PROBLEM REQUIREMENTS: Copy out the lines that have "Relay" in them.

>> Begin

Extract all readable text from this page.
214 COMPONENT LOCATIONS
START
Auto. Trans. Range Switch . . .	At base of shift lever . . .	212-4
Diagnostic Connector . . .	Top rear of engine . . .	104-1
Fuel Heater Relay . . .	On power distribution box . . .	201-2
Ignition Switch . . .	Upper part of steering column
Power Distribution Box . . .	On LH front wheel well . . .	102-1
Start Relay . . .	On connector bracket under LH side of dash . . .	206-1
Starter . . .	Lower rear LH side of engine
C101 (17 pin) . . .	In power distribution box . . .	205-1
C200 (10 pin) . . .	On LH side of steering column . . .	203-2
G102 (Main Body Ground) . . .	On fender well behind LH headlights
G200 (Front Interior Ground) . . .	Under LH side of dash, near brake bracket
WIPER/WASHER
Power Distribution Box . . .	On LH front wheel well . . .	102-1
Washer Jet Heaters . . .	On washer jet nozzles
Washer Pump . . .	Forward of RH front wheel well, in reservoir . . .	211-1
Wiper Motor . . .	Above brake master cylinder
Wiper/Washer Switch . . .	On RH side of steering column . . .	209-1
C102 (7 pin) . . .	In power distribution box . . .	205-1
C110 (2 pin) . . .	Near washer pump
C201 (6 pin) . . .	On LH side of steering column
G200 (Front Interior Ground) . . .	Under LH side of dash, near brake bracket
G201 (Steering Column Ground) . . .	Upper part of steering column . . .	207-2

>> End
>> Begin

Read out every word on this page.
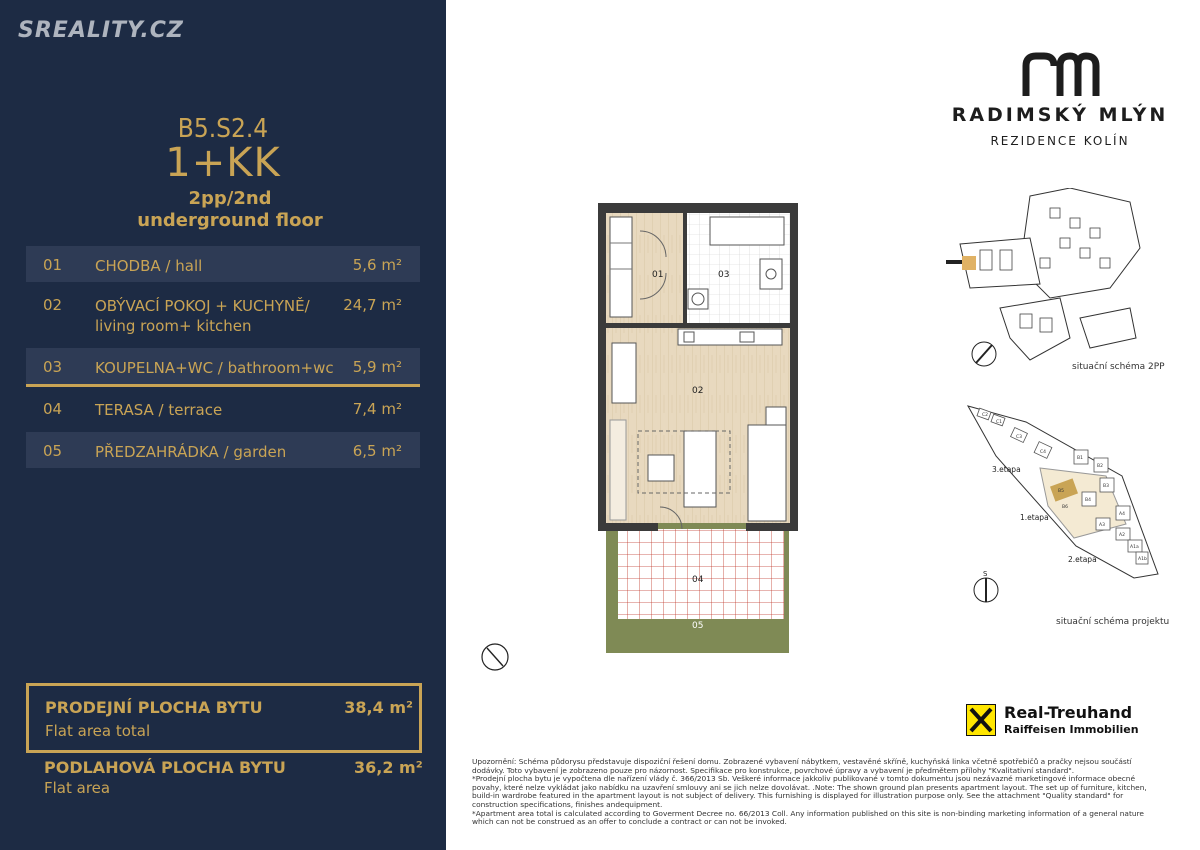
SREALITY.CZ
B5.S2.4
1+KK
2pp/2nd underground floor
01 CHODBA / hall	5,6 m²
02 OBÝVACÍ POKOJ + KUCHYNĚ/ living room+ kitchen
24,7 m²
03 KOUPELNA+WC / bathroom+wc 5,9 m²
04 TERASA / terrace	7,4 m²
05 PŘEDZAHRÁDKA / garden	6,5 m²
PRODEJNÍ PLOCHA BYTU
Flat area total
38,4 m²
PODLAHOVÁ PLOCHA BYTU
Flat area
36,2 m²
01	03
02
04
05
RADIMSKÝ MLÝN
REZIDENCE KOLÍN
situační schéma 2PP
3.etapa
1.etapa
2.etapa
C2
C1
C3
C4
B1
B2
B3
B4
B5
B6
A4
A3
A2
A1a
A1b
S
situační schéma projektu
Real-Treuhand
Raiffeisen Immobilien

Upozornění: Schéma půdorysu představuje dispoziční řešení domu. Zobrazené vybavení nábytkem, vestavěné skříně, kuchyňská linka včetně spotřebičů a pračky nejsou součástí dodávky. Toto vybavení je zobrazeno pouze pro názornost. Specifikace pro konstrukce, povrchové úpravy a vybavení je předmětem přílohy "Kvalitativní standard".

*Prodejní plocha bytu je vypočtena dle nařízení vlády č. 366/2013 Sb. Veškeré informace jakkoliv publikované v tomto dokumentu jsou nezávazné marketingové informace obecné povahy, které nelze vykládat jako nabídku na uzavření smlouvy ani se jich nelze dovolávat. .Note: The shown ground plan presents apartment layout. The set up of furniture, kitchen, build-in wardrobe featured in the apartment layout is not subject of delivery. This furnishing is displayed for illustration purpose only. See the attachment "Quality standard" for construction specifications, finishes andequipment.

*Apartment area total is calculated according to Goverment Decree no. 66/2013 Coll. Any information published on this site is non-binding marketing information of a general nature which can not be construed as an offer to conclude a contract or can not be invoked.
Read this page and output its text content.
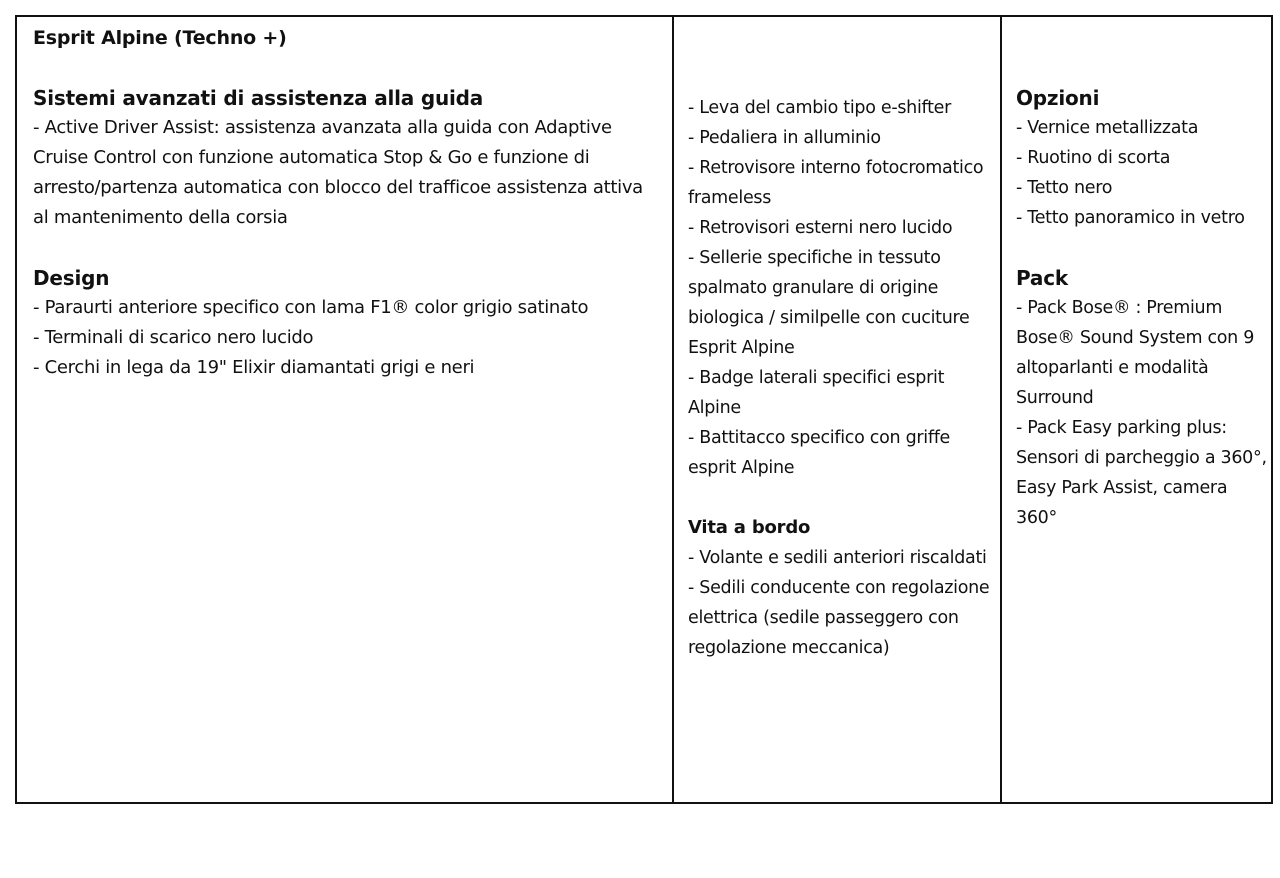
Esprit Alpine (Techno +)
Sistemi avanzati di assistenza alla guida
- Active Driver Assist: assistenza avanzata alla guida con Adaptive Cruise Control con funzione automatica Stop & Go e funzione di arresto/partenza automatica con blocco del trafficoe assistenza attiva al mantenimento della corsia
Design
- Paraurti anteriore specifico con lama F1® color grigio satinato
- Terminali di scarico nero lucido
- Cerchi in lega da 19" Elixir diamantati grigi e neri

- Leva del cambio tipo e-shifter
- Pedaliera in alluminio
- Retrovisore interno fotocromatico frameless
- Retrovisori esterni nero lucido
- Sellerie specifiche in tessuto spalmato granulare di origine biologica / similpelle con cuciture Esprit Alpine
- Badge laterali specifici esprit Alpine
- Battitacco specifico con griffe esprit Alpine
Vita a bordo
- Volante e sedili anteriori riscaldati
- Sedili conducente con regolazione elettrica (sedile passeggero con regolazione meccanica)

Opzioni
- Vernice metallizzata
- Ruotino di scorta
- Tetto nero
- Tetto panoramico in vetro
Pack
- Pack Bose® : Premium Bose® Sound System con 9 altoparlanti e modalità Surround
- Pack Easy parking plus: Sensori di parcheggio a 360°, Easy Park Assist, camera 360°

>> End

RESPONSE TO THIS TASK:
Fuel Heater Relay . . .	On power distribution box . . .	201-2
Start Relay . . .	On connector bracket under LH side of dash . . .	206-1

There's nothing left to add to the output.